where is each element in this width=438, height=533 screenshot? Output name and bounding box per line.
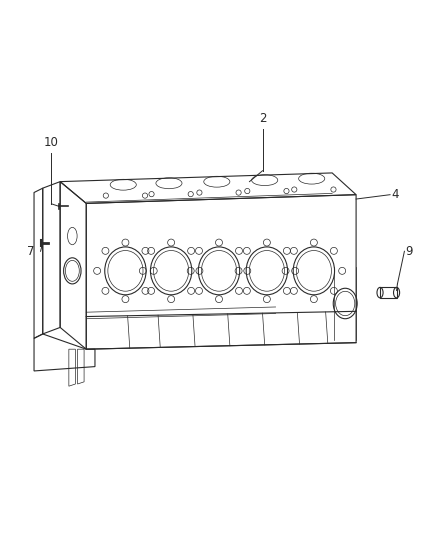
Text: 9: 9 xyxy=(405,245,413,258)
Text: 2: 2 xyxy=(259,112,266,125)
Text: 10: 10 xyxy=(44,136,59,149)
Text: 7: 7 xyxy=(27,245,35,258)
Text: 4: 4 xyxy=(391,188,399,201)
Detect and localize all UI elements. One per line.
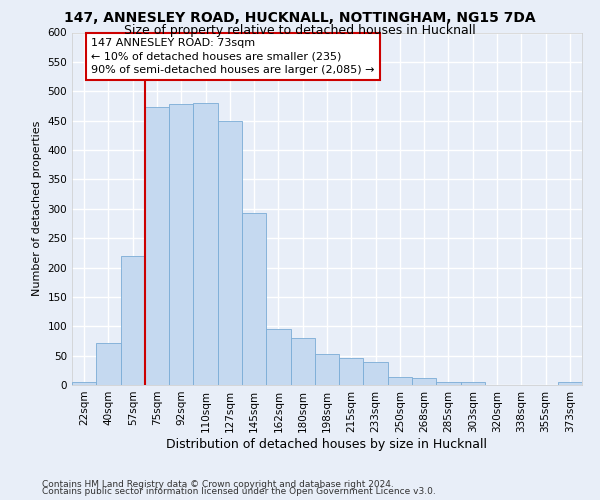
Bar [218, 120, 242, 385]
Bar [412, 378, 436, 385]
Text: 147, ANNESLEY ROAD, HUCKNALL, NOTTINGHAM, NG15 7DA: 147, ANNESLEY ROAD, HUCKNALL, NOTTINGHAM… [64, 11, 536, 25]
Bar [388, 378, 412, 385]
Text: 147 ANNESLEY ROAD: 73sqm
← 10% of detached houses are smaller (235)
90% of semi-: 147 ANNESLEY ROAD: 73sqm ← 10% of detach… [91, 38, 375, 75]
Bar [315, 354, 339, 385]
Bar [364, 362, 388, 385]
Text: Contains public sector information licensed under the Open Government Licence v3: Contains public sector information licen… [42, 488, 436, 496]
Bar [145, 107, 169, 385]
Bar [193, 103, 218, 385]
Bar [339, 358, 364, 385]
Text: Contains HM Land Registry data © Crown copyright and database right 2024.: Contains HM Land Registry data © Crown c… [42, 480, 394, 489]
Bar [242, 213, 266, 385]
Bar [290, 338, 315, 385]
Bar [461, 382, 485, 385]
X-axis label: Distribution of detached houses by size in Hucknall: Distribution of detached houses by size … [167, 438, 487, 450]
Bar [96, 342, 121, 385]
Bar [558, 382, 582, 385]
Bar [121, 256, 145, 385]
Text: Size of property relative to detached houses in Hucknall: Size of property relative to detached ho… [124, 24, 476, 37]
Bar [436, 382, 461, 385]
Bar [266, 329, 290, 385]
Bar [72, 382, 96, 385]
Y-axis label: Number of detached properties: Number of detached properties [32, 121, 42, 296]
Bar [169, 104, 193, 385]
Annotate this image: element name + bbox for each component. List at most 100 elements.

TO BE DONE: Can you reproduce all of the material above line for line, without changing anything? Leave the pictures out.

RESULT OF THIS TASK:
where is each element in this width=438, height=533 screenshot? Output name and bounding box per line.
Text: 9: 9 xyxy=(405,245,413,258)
Text: 2: 2 xyxy=(259,112,266,125)
Text: 10: 10 xyxy=(44,136,59,149)
Text: 7: 7 xyxy=(27,245,35,258)
Text: 4: 4 xyxy=(391,188,399,201)
Detect and localize all UI elements. One per line.
Bar [218, 120, 242, 385]
Bar [412, 378, 436, 385]
Text: 147, ANNESLEY ROAD, HUCKNALL, NOTTINGHAM, NG15 7DA: 147, ANNESLEY ROAD, HUCKNALL, NOTTINGHAM… [64, 11, 536, 25]
Bar [388, 378, 412, 385]
Text: 147 ANNESLEY ROAD: 73sqm
← 10% of detached houses are smaller (235)
90% of semi-: 147 ANNESLEY ROAD: 73sqm ← 10% of detach… [91, 38, 375, 75]
Bar [315, 354, 339, 385]
Bar [364, 362, 388, 385]
Text: Contains public sector information licensed under the Open Government Licence v3: Contains public sector information licen… [42, 488, 436, 496]
Bar [145, 107, 169, 385]
Bar [193, 103, 218, 385]
Bar [339, 358, 364, 385]
Text: Contains HM Land Registry data © Crown copyright and database right 2024.: Contains HM Land Registry data © Crown c… [42, 480, 394, 489]
Bar [242, 213, 266, 385]
Bar [290, 338, 315, 385]
Bar [461, 382, 485, 385]
X-axis label: Distribution of detached houses by size in Hucknall: Distribution of detached houses by size … [167, 438, 487, 450]
Bar [96, 342, 121, 385]
Bar [558, 382, 582, 385]
Bar [121, 256, 145, 385]
Text: Size of property relative to detached houses in Hucknall: Size of property relative to detached ho… [124, 24, 476, 37]
Bar [436, 382, 461, 385]
Bar [266, 329, 290, 385]
Bar [72, 382, 96, 385]
Y-axis label: Number of detached properties: Number of detached properties [32, 121, 42, 296]
Bar [169, 104, 193, 385]
Annotate this image: element name + bbox for each component. List at most 100 elements.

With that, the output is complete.